The request
Where a line in the listing below contains the word "this", copy that line.

Entries from a dataset
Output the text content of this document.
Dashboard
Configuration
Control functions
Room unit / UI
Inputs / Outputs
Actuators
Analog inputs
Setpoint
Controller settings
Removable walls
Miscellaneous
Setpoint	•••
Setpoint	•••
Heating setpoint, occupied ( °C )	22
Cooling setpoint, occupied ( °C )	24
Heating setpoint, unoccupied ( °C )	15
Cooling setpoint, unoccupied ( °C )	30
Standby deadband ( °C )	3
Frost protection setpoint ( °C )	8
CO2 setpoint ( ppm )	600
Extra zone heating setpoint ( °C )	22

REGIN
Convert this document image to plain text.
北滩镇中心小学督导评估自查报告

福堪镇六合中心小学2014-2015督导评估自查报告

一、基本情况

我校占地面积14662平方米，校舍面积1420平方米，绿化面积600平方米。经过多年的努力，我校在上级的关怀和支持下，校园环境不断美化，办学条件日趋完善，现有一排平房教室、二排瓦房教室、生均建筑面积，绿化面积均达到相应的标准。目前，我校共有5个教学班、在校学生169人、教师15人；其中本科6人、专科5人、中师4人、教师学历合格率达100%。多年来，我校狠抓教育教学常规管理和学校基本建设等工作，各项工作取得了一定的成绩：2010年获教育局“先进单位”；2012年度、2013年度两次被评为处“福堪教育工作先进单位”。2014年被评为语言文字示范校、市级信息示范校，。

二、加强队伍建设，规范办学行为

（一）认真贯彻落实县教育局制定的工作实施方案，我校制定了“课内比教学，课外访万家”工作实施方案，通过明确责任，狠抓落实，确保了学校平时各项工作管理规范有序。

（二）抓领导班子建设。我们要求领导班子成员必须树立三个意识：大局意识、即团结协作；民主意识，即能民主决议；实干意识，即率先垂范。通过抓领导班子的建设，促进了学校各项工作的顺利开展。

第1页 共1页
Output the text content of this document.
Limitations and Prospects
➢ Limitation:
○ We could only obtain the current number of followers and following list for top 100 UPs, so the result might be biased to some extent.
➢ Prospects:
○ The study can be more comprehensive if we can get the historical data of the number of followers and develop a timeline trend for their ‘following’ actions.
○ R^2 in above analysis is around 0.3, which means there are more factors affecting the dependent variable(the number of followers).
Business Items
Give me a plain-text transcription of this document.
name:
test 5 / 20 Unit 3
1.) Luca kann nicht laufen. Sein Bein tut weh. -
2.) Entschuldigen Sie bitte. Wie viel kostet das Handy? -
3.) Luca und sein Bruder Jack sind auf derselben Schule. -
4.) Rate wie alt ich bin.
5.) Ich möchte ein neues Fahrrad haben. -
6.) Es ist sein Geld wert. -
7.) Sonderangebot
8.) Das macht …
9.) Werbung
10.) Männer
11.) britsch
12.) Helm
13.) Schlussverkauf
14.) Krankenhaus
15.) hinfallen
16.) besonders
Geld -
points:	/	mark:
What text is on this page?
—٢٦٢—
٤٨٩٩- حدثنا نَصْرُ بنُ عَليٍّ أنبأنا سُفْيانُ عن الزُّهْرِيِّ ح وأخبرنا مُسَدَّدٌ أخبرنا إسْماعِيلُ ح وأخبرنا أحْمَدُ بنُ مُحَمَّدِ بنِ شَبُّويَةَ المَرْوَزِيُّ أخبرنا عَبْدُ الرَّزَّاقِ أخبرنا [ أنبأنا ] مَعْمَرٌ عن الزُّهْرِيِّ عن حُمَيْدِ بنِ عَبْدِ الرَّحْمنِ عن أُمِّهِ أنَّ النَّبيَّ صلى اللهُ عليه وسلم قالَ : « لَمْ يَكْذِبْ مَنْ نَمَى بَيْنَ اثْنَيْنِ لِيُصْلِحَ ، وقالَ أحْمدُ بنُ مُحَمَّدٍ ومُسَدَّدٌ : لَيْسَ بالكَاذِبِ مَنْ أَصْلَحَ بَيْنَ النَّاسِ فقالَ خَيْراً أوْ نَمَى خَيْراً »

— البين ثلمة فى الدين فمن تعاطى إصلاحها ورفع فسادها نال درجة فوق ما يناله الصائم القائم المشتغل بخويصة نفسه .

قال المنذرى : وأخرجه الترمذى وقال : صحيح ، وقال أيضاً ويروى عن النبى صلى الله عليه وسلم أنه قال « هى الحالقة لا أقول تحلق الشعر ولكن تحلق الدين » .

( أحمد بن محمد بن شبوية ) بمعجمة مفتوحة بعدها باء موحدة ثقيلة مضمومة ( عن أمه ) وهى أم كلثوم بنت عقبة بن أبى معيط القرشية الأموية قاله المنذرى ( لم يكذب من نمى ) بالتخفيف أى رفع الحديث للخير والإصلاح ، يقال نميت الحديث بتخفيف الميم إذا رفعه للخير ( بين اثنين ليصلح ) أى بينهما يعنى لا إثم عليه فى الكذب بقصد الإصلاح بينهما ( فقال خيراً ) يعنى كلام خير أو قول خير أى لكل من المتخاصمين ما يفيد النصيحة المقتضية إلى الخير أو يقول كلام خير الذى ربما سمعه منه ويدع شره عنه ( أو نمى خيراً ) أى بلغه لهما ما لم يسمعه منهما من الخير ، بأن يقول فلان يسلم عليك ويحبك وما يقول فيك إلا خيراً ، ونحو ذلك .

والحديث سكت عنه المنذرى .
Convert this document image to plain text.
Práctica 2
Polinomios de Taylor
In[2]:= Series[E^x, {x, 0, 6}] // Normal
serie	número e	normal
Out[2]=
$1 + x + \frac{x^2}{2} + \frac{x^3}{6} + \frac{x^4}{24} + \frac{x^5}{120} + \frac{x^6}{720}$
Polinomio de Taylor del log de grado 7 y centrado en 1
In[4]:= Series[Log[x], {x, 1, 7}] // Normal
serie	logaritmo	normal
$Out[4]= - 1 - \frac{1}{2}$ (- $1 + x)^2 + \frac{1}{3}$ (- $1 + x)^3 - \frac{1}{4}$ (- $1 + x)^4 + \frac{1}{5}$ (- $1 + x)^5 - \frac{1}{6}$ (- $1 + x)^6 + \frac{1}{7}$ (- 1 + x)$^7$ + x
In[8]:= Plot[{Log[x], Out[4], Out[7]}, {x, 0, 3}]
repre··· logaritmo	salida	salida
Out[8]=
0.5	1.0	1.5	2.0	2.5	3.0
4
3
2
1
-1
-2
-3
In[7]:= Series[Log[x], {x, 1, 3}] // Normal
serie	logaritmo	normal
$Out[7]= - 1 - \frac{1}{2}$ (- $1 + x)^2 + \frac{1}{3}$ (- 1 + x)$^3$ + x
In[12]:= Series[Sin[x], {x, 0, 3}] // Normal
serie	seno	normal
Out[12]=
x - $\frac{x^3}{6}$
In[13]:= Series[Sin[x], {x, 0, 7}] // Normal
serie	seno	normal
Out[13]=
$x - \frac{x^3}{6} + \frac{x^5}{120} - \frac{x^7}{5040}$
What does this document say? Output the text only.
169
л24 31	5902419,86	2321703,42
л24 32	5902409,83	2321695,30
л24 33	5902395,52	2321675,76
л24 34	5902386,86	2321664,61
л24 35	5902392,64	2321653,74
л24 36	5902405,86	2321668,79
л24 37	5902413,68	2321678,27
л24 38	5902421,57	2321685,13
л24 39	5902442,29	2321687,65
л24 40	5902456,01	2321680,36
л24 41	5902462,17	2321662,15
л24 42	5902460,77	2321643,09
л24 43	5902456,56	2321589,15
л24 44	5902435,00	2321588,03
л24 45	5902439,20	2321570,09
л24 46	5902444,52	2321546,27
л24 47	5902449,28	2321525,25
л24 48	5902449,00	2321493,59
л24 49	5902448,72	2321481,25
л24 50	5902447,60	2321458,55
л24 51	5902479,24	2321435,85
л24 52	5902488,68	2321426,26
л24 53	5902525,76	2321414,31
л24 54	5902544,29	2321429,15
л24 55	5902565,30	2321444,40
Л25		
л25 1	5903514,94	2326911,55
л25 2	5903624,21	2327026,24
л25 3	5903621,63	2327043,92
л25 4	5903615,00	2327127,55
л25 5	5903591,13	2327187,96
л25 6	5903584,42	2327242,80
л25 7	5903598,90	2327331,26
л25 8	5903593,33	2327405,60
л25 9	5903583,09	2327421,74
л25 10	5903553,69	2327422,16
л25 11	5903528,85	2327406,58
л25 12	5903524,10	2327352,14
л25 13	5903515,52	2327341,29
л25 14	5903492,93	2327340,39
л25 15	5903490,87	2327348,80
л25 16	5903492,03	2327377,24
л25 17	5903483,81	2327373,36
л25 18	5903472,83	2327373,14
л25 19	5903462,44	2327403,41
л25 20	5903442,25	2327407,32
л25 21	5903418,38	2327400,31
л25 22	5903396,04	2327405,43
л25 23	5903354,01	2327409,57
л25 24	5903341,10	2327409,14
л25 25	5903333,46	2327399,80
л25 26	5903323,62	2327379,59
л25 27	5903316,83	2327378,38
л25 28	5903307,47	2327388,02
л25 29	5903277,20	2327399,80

Solution
Output the text content of this document.
Convert this document image to plain text.
Output the text content of this document.
Give me a plain-text transcription of this document.
What text is on this page?
Convert this document image to plain text.
What does this document say? Output the text only.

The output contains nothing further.